ENTRIES
•••••
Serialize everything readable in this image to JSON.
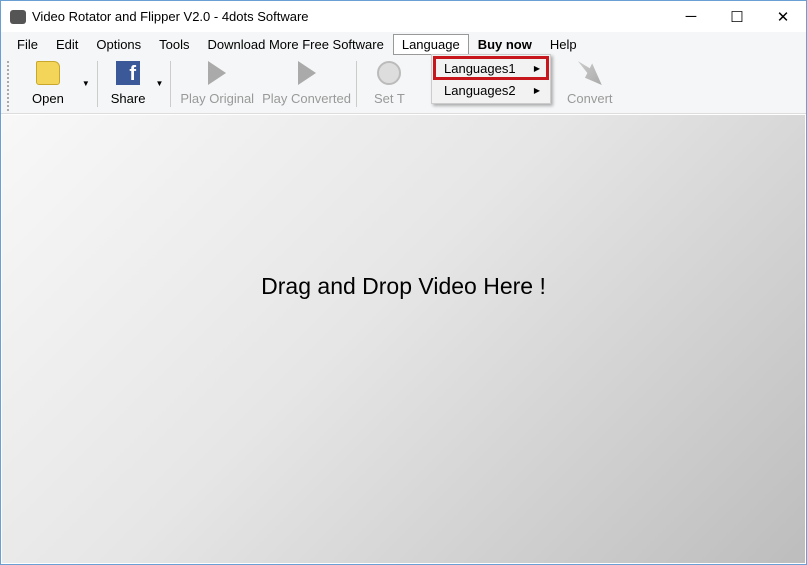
{
  "window": {
    "title": "Video Rotator and Flipper V2.0 - 4dots Software",
    "minimize": "─",
    "maximize": "☐",
    "close": "✕"
  },
  "menu": [
    "File",
    "Edit",
    "Options",
    "Tools",
    "Download More Free Software",
    "Language",
    "Buy now",
    "Help"
  ],
  "toolbar": {
    "open": "Open",
    "share": "Share",
    "play_original": "Play Original",
    "play_converted": "Play Converted",
    "set_time": "Set T",
    "convert": "Convert",
    "fb_letter": "f"
  },
  "language_menu": [
    "Languages1",
    "Languages2"
  ],
  "main": {
    "drop_text": "Drag and Drop Video Here !"
  }
}
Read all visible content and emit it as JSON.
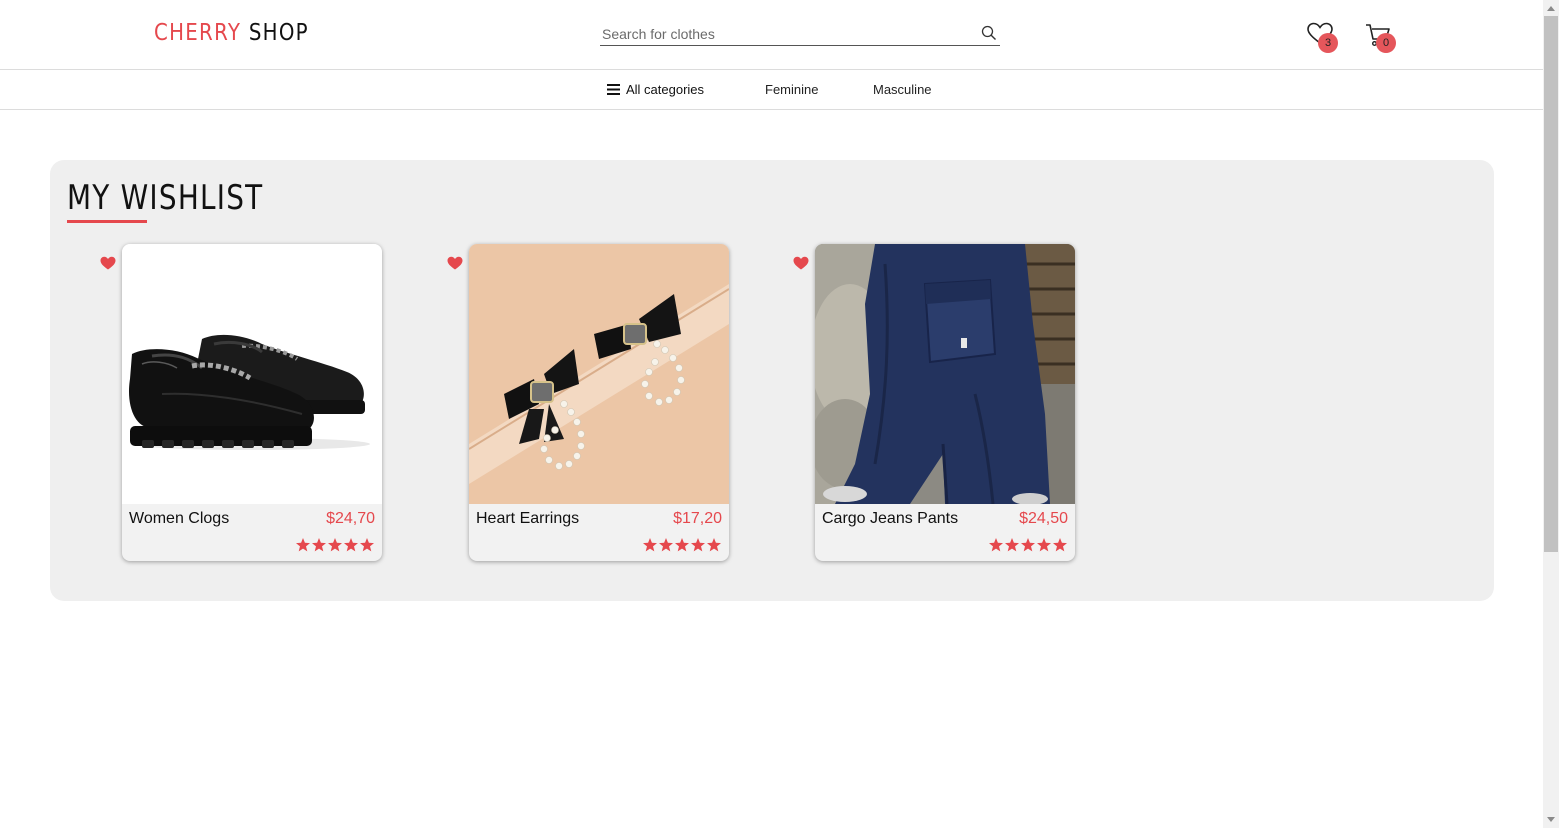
{
  "brand": {
    "part1": "CHERRY",
    "part2": "SHOP",
    "accent_color": "#e5484d"
  },
  "search": {
    "placeholder": "Search for clothes",
    "icon": "search-icon"
  },
  "header_icons": {
    "wishlist": {
      "icon": "heart-outline-icon",
      "count": "3"
    },
    "cart": {
      "icon": "cart-icon",
      "count": "0"
    }
  },
  "nav": {
    "all_categories": "All categories",
    "feminine": "Feminine",
    "masculine": "Masculine"
  },
  "wishlist": {
    "title": "MY WISHLIST",
    "items": [
      {
        "name": "Women Clogs",
        "price": "$24,70",
        "rating": 5,
        "image": "black loafers with chain"
      },
      {
        "name": "Heart Earrings",
        "price": "$17,20",
        "rating": 5,
        "image": "black bow pearl heart earrings"
      },
      {
        "name": "Cargo Jeans Pants",
        "price": "$24,50",
        "rating": 5,
        "image": "dark blue cargo jeans"
      }
    ]
  }
}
•••••
DESCRIPTION OF THE TASK
Skip the pictures, then retype every line above exactly.

RESPONSE FOR THIS EXERCISE
Serialize everything readable in this image to JSON.
{
  "window": {
    "title": "Video Rotator and Flipper V2.0 - 4dots Software",
    "minimize": "─",
    "maximize": "☐",
    "close": "✕"
  },
  "menu": [
    "File",
    "Edit",
    "Options",
    "Tools",
    "Download More Free Software",
    "Language",
    "Buy now",
    "Help"
  ],
  "toolbar": {
    "open": "Open",
    "share": "Share",
    "play_original": "Play Original",
    "play_converted": "Play Converted",
    "set_time": "Set T",
    "convert": "Convert",
    "fb_letter": "f"
  },
  "language_menu": [
    "Languages1",
    "Languages2"
  ],
  "main": {
    "drop_text": "Drag and Drop Video Here !"
  }
}
Read all visible content and emit it as JSON.
{
  "brand": {
    "part1": "CHERRY",
    "part2": "SHOP",
    "accent_color": "#e5484d"
  },
  "search": {
    "placeholder": "Search for clothes",
    "icon": "search-icon"
  },
  "header_icons": {
    "wishlist": {
      "icon": "heart-outline-icon",
      "count": "3"
    },
    "cart": {
      "icon": "cart-icon",
      "count": "0"
    }
  },
  "nav": {
    "all_categories": "All categories",
    "feminine": "Feminine",
    "masculine": "Masculine"
  },
  "wishlist": {
    "title": "MY WISHLIST",
    "items": [
      {
        "name": "Women Clogs",
        "price": "$24,70",
        "rating": 5,
        "image": "black loafers with chain"
      },
      {
        "name": "Heart Earrings",
        "price": "$17,20",
        "rating": 5,
        "image": "black bow pearl heart earrings"
      },
      {
        "name": "Cargo Jeans Pants",
        "price": "$24,50",
        "rating": 5,
        "image": "dark blue cargo jeans"
      }
    ]
  }
}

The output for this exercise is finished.